*Extracted information:*

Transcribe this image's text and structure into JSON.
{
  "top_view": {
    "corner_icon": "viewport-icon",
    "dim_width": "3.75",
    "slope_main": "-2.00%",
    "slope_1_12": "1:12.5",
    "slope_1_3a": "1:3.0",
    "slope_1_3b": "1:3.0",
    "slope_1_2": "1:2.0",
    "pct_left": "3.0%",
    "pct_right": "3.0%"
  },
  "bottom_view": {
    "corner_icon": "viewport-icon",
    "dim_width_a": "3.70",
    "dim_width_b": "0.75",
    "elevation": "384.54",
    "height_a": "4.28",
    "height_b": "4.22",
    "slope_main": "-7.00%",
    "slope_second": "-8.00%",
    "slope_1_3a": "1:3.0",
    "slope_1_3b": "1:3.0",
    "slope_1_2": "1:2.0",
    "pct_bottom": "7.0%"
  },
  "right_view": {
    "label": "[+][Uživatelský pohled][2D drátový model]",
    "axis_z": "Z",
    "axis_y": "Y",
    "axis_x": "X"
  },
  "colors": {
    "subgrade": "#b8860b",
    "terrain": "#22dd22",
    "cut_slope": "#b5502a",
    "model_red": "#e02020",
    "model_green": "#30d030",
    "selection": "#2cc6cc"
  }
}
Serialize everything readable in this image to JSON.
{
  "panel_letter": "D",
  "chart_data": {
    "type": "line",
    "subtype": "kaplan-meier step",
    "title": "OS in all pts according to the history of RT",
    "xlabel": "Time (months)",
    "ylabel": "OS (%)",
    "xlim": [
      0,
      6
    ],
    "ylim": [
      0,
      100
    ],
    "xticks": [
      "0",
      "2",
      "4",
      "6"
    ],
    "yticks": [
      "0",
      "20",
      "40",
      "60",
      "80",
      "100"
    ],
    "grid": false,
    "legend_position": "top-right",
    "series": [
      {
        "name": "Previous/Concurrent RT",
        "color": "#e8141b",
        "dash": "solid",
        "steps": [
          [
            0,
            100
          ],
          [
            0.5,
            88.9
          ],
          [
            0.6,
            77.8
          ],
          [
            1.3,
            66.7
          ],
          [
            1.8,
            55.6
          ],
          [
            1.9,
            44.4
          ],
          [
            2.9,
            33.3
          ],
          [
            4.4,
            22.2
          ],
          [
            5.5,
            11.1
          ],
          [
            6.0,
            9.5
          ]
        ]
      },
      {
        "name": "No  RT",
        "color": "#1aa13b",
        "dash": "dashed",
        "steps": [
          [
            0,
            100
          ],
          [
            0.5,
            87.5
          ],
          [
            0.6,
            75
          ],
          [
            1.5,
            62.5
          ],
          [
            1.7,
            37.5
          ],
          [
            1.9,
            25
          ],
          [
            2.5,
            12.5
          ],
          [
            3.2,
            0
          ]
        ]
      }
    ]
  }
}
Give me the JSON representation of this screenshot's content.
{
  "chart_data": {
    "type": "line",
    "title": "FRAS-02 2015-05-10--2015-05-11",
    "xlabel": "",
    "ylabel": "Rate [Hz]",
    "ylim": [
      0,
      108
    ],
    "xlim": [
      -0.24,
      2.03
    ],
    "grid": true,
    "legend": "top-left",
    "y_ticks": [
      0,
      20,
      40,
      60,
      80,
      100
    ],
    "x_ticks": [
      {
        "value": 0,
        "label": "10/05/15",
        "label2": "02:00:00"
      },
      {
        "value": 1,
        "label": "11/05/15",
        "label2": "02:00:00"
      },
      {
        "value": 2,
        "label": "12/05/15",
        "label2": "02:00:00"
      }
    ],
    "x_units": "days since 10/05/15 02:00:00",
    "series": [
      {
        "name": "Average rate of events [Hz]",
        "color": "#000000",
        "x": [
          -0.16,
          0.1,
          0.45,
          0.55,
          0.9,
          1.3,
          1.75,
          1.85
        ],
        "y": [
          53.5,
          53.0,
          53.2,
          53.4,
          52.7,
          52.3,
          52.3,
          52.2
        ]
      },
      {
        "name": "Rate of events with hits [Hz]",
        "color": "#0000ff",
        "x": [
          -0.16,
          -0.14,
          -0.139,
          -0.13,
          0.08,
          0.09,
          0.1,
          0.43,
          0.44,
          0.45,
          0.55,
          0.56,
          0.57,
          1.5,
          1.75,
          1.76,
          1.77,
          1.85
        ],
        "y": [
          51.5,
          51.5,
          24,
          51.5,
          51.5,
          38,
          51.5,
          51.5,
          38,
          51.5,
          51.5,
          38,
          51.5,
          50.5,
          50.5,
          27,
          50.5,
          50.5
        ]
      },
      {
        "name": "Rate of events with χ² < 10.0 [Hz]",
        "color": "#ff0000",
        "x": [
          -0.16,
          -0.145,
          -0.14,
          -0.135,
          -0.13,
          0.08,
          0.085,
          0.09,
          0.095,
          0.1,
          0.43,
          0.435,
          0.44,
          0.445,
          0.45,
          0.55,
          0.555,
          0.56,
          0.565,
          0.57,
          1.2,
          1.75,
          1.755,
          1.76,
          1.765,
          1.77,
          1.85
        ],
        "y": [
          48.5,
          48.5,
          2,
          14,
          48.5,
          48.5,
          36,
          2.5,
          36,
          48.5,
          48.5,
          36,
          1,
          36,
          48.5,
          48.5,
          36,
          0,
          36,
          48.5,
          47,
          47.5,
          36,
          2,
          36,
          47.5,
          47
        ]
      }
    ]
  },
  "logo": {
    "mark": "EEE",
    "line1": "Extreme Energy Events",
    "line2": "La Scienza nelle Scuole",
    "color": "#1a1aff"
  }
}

*Written request:* Extract all of the data shown above without alteration.

*Result of the task:*
Transcribe this image's text and structure into JSON.
{
  "top_view": {
    "corner_icon": "viewport-icon",
    "dim_width": "3.75",
    "slope_main": "-2.00%",
    "slope_1_12": "1:12.5",
    "slope_1_3a": "1:3.0",
    "slope_1_3b": "1:3.0",
    "slope_1_2": "1:2.0",
    "pct_left": "3.0%",
    "pct_right": "3.0%"
  },
  "bottom_view": {
    "corner_icon": "viewport-icon",
    "dim_width_a": "3.70",
    "dim_width_b": "0.75",
    "elevation": "384.54",
    "height_a": "4.28",
    "height_b": "4.22",
    "slope_main": "-7.00%",
    "slope_second": "-8.00%",
    "slope_1_3a": "1:3.0",
    "slope_1_3b": "1:3.0",
    "slope_1_2": "1:2.0",
    "pct_bottom": "7.0%"
  },
  "right_view": {
    "label": "[+][Uživatelský pohled][2D drátový model]",
    "axis_z": "Z",
    "axis_y": "Y",
    "axis_x": "X"
  },
  "colors": {
    "subgrade": "#b8860b",
    "terrain": "#22dd22",
    "cut_slope": "#b5502a",
    "model_red": "#e02020",
    "model_green": "#30d030",
    "selection": "#2cc6cc"
  }
}
Serialize everything readable in this image to JSON.
{
  "panel_letter": "D",
  "chart_data": {
    "type": "line",
    "subtype": "kaplan-meier step",
    "title": "OS in all pts according to the history of RT",
    "xlabel": "Time (months)",
    "ylabel": "OS (%)",
    "xlim": [
      0,
      6
    ],
    "ylim": [
      0,
      100
    ],
    "xticks": [
      "0",
      "2",
      "4",
      "6"
    ],
    "yticks": [
      "0",
      "20",
      "40",
      "60",
      "80",
      "100"
    ],
    "grid": false,
    "legend_position": "top-right",
    "series": [
      {
        "name": "Previous/Concurrent RT",
        "color": "#e8141b",
        "dash": "solid",
        "steps": [
          [
            0,
            100
          ],
          [
            0.5,
            88.9
          ],
          [
            0.6,
            77.8
          ],
          [
            1.3,
            66.7
          ],
          [
            1.8,
            55.6
          ],
          [
            1.9,
            44.4
          ],
          [
            2.9,
            33.3
          ],
          [
            4.4,
            22.2
          ],
          [
            5.5,
            11.1
          ],
          [
            6.0,
            9.5
          ]
        ]
      },
      {
        "name": "No  RT",
        "color": "#1aa13b",
        "dash": "dashed",
        "steps": [
          [
            0,
            100
          ],
          [
            0.5,
            87.5
          ],
          [
            0.6,
            75
          ],
          [
            1.5,
            62.5
          ],
          [
            1.7,
            37.5
          ],
          [
            1.9,
            25
          ],
          [
            2.5,
            12.5
          ],
          [
            3.2,
            0
          ]
        ]
      }
    ]
  }
}
Give me the JSON representation of this screenshot's content.
{
  "chart_data": {
    "type": "line",
    "title": "FRAS-02 2015-05-10--2015-05-11",
    "xlabel": "",
    "ylabel": "Rate [Hz]",
    "ylim": [
      0,
      108
    ],
    "xlim": [
      -0.24,
      2.03
    ],
    "grid": true,
    "legend": "top-left",
    "y_ticks": [
      0,
      20,
      40,
      60,
      80,
      100
    ],
    "x_ticks": [
      {
        "value": 0,
        "label": "10/05/15",
        "label2": "02:00:00"
      },
      {
        "value": 1,
        "label": "11/05/15",
        "label2": "02:00:00"
      },
      {
        "value": 2,
        "label": "12/05/15",
        "label2": "02:00:00"
      }
    ],
    "x_units": "days since 10/05/15 02:00:00",
    "series": [
      {
        "name": "Average rate of events [Hz]",
        "color": "#000000",
        "x": [
          -0.16,
          0.1,
          0.45,
          0.55,
          0.9,
          1.3,
          1.75,
          1.85
        ],
        "y": [
          53.5,
          53.0,
          53.2,
          53.4,
          52.7,
          52.3,
          52.3,
          52.2
        ]
      },
      {
        "name": "Rate of events with hits [Hz]",
        "color": "#0000ff",
        "x": [
          -0.16,
          -0.14,
          -0.139,
          -0.13,
          0.08,
          0.09,
          0.1,
          0.43,
          0.44,
          0.45,
          0.55,
          0.56,
          0.57,
          1.5,
          1.75,
          1.76,
          1.77,
          1.85
        ],
        "y": [
          51.5,
          51.5,
          24,
          51.5,
          51.5,
          38,
          51.5,
          51.5,
          38,
          51.5,
          51.5,
          38,
          51.5,
          50.5,
          50.5,
          27,
          50.5,
          50.5
        ]
      },
      {
        "name": "Rate of events with χ² < 10.0 [Hz]",
        "color": "#ff0000",
        "x": [
          -0.16,
          -0.145,
          -0.14,
          -0.135,
          -0.13,
          0.08,
          0.085,
          0.09,
          0.095,
          0.1,
          0.43,
          0.435,
          0.44,
          0.445,
          0.45,
          0.55,
          0.555,
          0.56,
          0.565,
          0.57,
          1.2,
          1.75,
          1.755,
          1.76,
          1.765,
          1.77,
          1.85
        ],
        "y": [
          48.5,
          48.5,
          2,
          14,
          48.5,
          48.5,
          36,
          2.5,
          36,
          48.5,
          48.5,
          36,
          1,
          36,
          48.5,
          48.5,
          36,
          0,
          36,
          48.5,
          47,
          47.5,
          36,
          2,
          36,
          47.5,
          47
        ]
      }
    ]
  },
  "logo": {
    "mark": "EEE",
    "line1": "Extreme Energy Events",
    "line2": "La Scienza nelle Scuole",
    "color": "#1a1aff"
  }
}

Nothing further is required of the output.